-- Records shown start --

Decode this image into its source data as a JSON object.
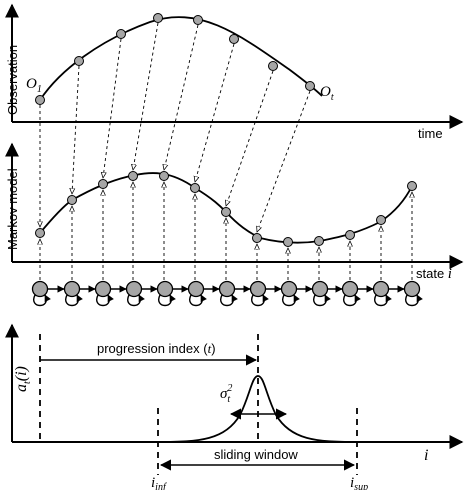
{
  "panels": {
    "observation": {
      "ylabel": "Observation",
      "xlabel": "time",
      "first_obs_symbol": "O",
      "first_obs_sub": "1",
      "last_obs_symbol": "O",
      "last_obs_sub": "t"
    },
    "markov": {
      "ylabel": "Markov model",
      "xlabel_text": "state ",
      "xlabel_var": "i"
    },
    "window": {
      "ylabel_symbol": "a",
      "ylabel_sub": "t",
      "ylabel_arg": "(i)",
      "xlabel": "i",
      "progression_label": "progression index (",
      "progression_var": "t",
      "progression_close": ")",
      "sigma_symbol": "σ",
      "sigma_sub": "t",
      "sigma_sup": "2",
      "sliding_label": "sliding window",
      "inf_symbol": "i",
      "inf_sub": "inf",
      "sup_symbol": "i",
      "sup_sub": "sup"
    }
  },
  "colors": {
    "node_fill": "#a6a6a6",
    "line": "#000000"
  }
}
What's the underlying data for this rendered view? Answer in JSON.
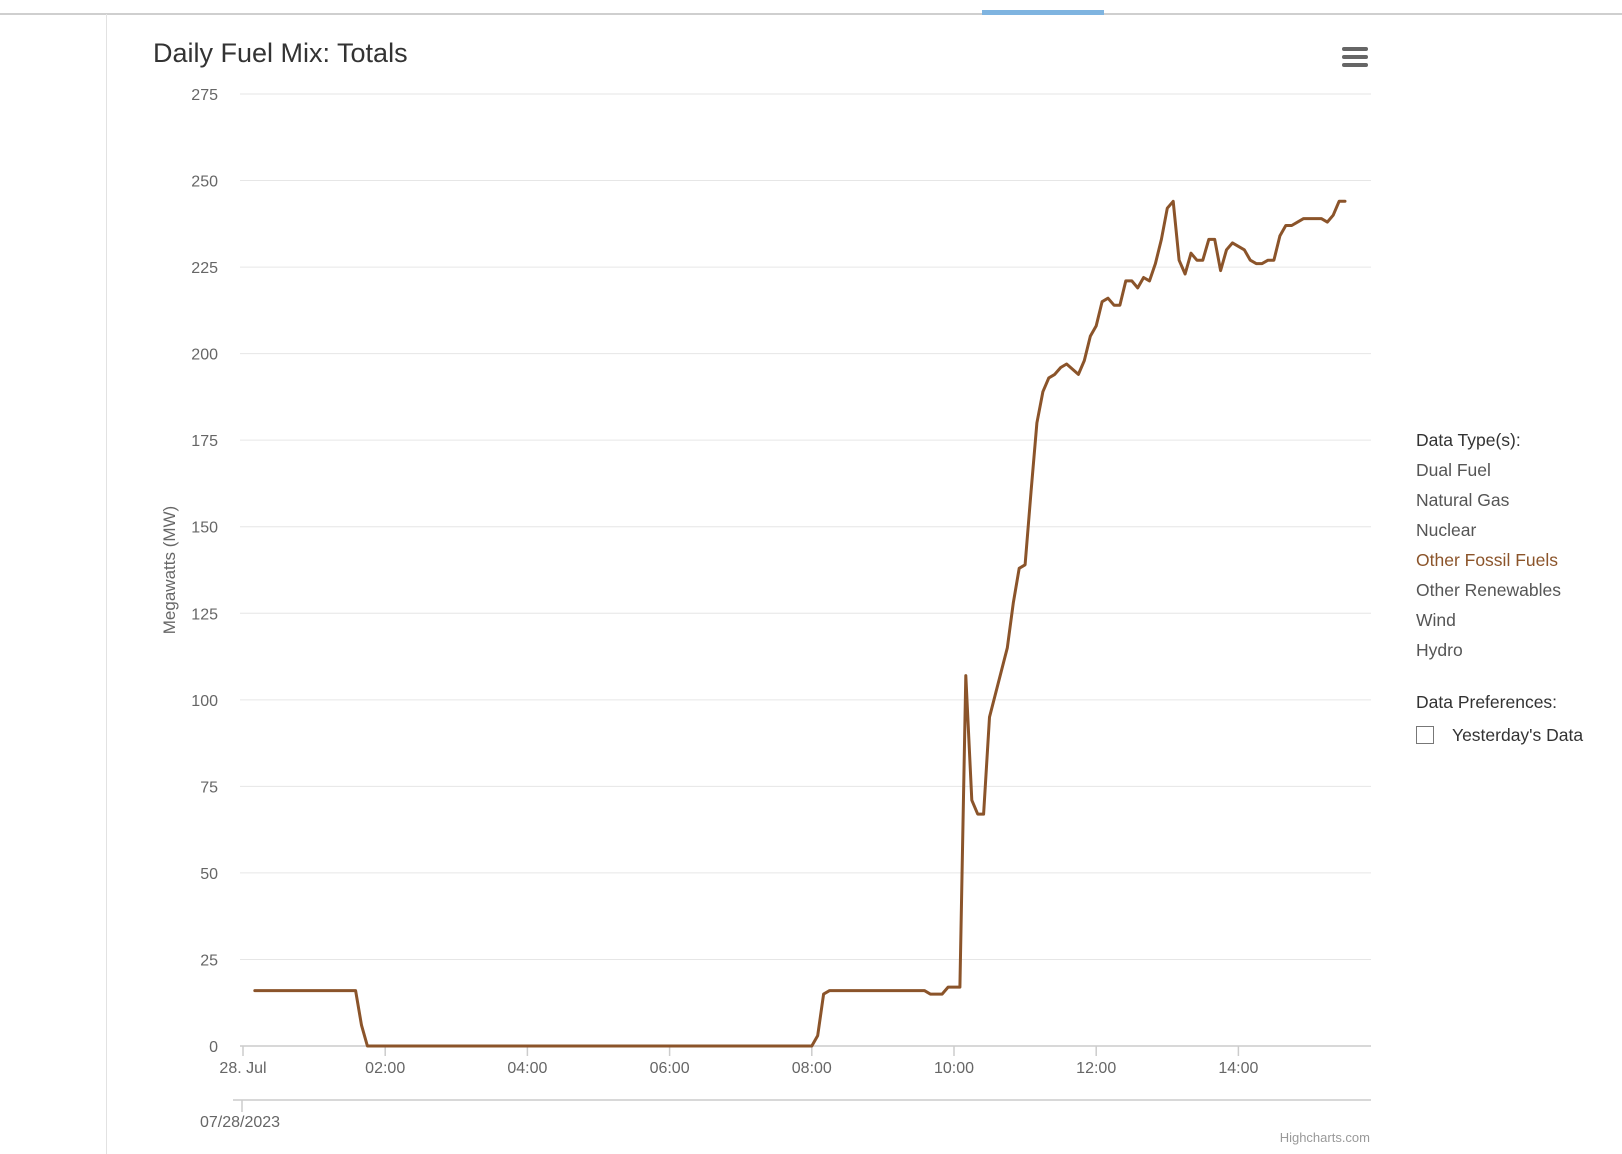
{
  "chart_title": "Daily Fuel Mix: Totals",
  "credit": "Highcharts.com",
  "navigator_date": "07/28/2023",
  "legend": {
    "heading": "Data Type(s):",
    "items": [
      {
        "label": "Dual Fuel",
        "active": false
      },
      {
        "label": "Natural Gas",
        "active": false
      },
      {
        "label": "Nuclear",
        "active": false
      },
      {
        "label": "Other Fossil Fuels",
        "active": true
      },
      {
        "label": "Other Renewables",
        "active": false
      },
      {
        "label": "Wind",
        "active": false
      },
      {
        "label": "Hydro",
        "active": false
      }
    ],
    "preferences_heading": "Data Preferences:",
    "yesterday_label": "Yesterday's Data",
    "yesterday_checked": false
  },
  "colors": {
    "series": "#8b542a",
    "grid": "#e6e6e6",
    "axis_text": "#666666",
    "accent": "#7fb4e0"
  },
  "icons": {
    "menu": "hamburger-menu-icon"
  },
  "chart_data": {
    "type": "line",
    "title": "Daily Fuel Mix: Totals",
    "xlabel": "",
    "ylabel": "Megawatts (MW)",
    "ylim": [
      0,
      275
    ],
    "yticks": [
      "0",
      "25",
      "50",
      "75",
      "100",
      "125",
      "150",
      "175",
      "200",
      "225",
      "250",
      "275"
    ],
    "xlim": [
      "00:00",
      "16:00"
    ],
    "xticks": [
      "28. Jul",
      "02:00",
      "04:00",
      "06:00",
      "08:00",
      "10:00",
      "12:00",
      "14:00"
    ],
    "grid": true,
    "legend_position": "right",
    "series": [
      {
        "name": "Other Fossil Fuels",
        "x": [
          "00:10",
          "01:35",
          "01:40",
          "01:45",
          "08:00",
          "08:05",
          "08:10",
          "08:15",
          "09:35",
          "09:40",
          "09:50",
          "09:55",
          "10:05",
          "10:10",
          "10:15",
          "10:20",
          "10:25",
          "10:30",
          "10:45",
          "10:50",
          "10:55",
          "11:00",
          "11:05",
          "11:10",
          "11:15",
          "11:20",
          "11:25",
          "11:30",
          "11:35",
          "11:45",
          "11:50",
          "11:55",
          "12:00",
          "12:05",
          "12:10",
          "12:15",
          "12:20",
          "12:25",
          "12:30",
          "12:35",
          "12:40",
          "12:45",
          "12:50",
          "12:55",
          "13:00",
          "13:05",
          "13:10",
          "13:15",
          "13:20",
          "13:25",
          "13:30",
          "13:35",
          "13:40",
          "13:45",
          "13:50",
          "13:55",
          "14:05",
          "14:10",
          "14:15",
          "14:20",
          "14:25",
          "14:30",
          "14:35",
          "14:40",
          "14:45",
          "14:50",
          "14:55",
          "15:00",
          "15:10",
          "15:15",
          "15:20",
          "15:25",
          "15:30"
        ],
        "values": [
          16,
          16,
          6,
          0,
          0,
          3,
          15,
          16,
          16,
          15,
          15,
          17,
          17,
          107,
          71,
          67,
          67,
          95,
          115,
          128,
          138,
          139,
          160,
          180,
          189,
          193,
          194,
          196,
          197,
          194,
          198,
          205,
          208,
          215,
          216,
          214,
          214,
          221,
          221,
          219,
          222,
          221,
          226,
          233,
          242,
          244,
          227,
          223,
          229,
          227,
          227,
          233,
          233,
          224,
          230,
          232,
          230,
          227,
          226,
          226,
          227,
          227,
          234,
          237,
          237,
          238,
          239,
          239,
          239,
          238,
          240,
          244,
          244
        ]
      }
    ]
  }
}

-- Records shown end --

What you will do » Quote every record above exactly, leaving out the pictures.

Result of the exercise »
Decode this image into its source data as a JSON object.
{
  "panels": {
    "observation": {
      "ylabel": "Observation",
      "xlabel": "time",
      "first_obs_symbol": "O",
      "first_obs_sub": "1",
      "last_obs_symbol": "O",
      "last_obs_sub": "t"
    },
    "markov": {
      "ylabel": "Markov model",
      "xlabel_text": "state ",
      "xlabel_var": "i"
    },
    "window": {
      "ylabel_symbol": "a",
      "ylabel_sub": "t",
      "ylabel_arg": "(i)",
      "xlabel": "i",
      "progression_label": "progression index (",
      "progression_var": "t",
      "progression_close": ")",
      "sigma_symbol": "σ",
      "sigma_sub": "t",
      "sigma_sup": "2",
      "sliding_label": "sliding window",
      "inf_symbol": "i",
      "inf_sub": "inf",
      "sup_symbol": "i",
      "sup_sub": "sup"
    }
  },
  "colors": {
    "node_fill": "#a6a6a6",
    "line": "#000000"
  }
}
What's the underlying data for this rendered view? Answer in JSON.
{
  "chart_title": "Daily Fuel Mix: Totals",
  "credit": "Highcharts.com",
  "navigator_date": "07/28/2023",
  "legend": {
    "heading": "Data Type(s):",
    "items": [
      {
        "label": "Dual Fuel",
        "active": false
      },
      {
        "label": "Natural Gas",
        "active": false
      },
      {
        "label": "Nuclear",
        "active": false
      },
      {
        "label": "Other Fossil Fuels",
        "active": true
      },
      {
        "label": "Other Renewables",
        "active": false
      },
      {
        "label": "Wind",
        "active": false
      },
      {
        "label": "Hydro",
        "active": false
      }
    ],
    "preferences_heading": "Data Preferences:",
    "yesterday_label": "Yesterday's Data",
    "yesterday_checked": false
  },
  "colors": {
    "series": "#8b542a",
    "grid": "#e6e6e6",
    "axis_text": "#666666",
    "accent": "#7fb4e0"
  },
  "icons": {
    "menu": "hamburger-menu-icon"
  },
  "chart_data": {
    "type": "line",
    "title": "Daily Fuel Mix: Totals",
    "xlabel": "",
    "ylabel": "Megawatts (MW)",
    "ylim": [
      0,
      275
    ],
    "yticks": [
      "0",
      "25",
      "50",
      "75",
      "100",
      "125",
      "150",
      "175",
      "200",
      "225",
      "250",
      "275"
    ],
    "xlim": [
      "00:00",
      "16:00"
    ],
    "xticks": [
      "28. Jul",
      "02:00",
      "04:00",
      "06:00",
      "08:00",
      "10:00",
      "12:00",
      "14:00"
    ],
    "grid": true,
    "legend_position": "right",
    "series": [
      {
        "name": "Other Fossil Fuels",
        "x": [
          "00:10",
          "01:35",
          "01:40",
          "01:45",
          "08:00",
          "08:05",
          "08:10",
          "08:15",
          "09:35",
          "09:40",
          "09:50",
          "09:55",
          "10:05",
          "10:10",
          "10:15",
          "10:20",
          "10:25",
          "10:30",
          "10:45",
          "10:50",
          "10:55",
          "11:00",
          "11:05",
          "11:10",
          "11:15",
          "11:20",
          "11:25",
          "11:30",
          "11:35",
          "11:45",
          "11:50",
          "11:55",
          "12:00",
          "12:05",
          "12:10",
          "12:15",
          "12:20",
          "12:25",
          "12:30",
          "12:35",
          "12:40",
          "12:45",
          "12:50",
          "12:55",
          "13:00",
          "13:05",
          "13:10",
          "13:15",
          "13:20",
          "13:25",
          "13:30",
          "13:35",
          "13:40",
          "13:45",
          "13:50",
          "13:55",
          "14:05",
          "14:10",
          "14:15",
          "14:20",
          "14:25",
          "14:30",
          "14:35",
          "14:40",
          "14:45",
          "14:50",
          "14:55",
          "15:00",
          "15:10",
          "15:15",
          "15:20",
          "15:25",
          "15:30"
        ],
        "values": [
          16,
          16,
          6,
          0,
          0,
          3,
          15,
          16,
          16,
          15,
          15,
          17,
          17,
          107,
          71,
          67,
          67,
          95,
          115,
          128,
          138,
          139,
          160,
          180,
          189,
          193,
          194,
          196,
          197,
          194,
          198,
          205,
          208,
          215,
          216,
          214,
          214,
          221,
          221,
          219,
          222,
          221,
          226,
          233,
          242,
          244,
          227,
          223,
          229,
          227,
          227,
          233,
          233,
          224,
          230,
          232,
          230,
          227,
          226,
          226,
          227,
          227,
          234,
          237,
          237,
          238,
          239,
          239,
          239,
          238,
          240,
          244,
          244
        ]
      }
    ]
  }
}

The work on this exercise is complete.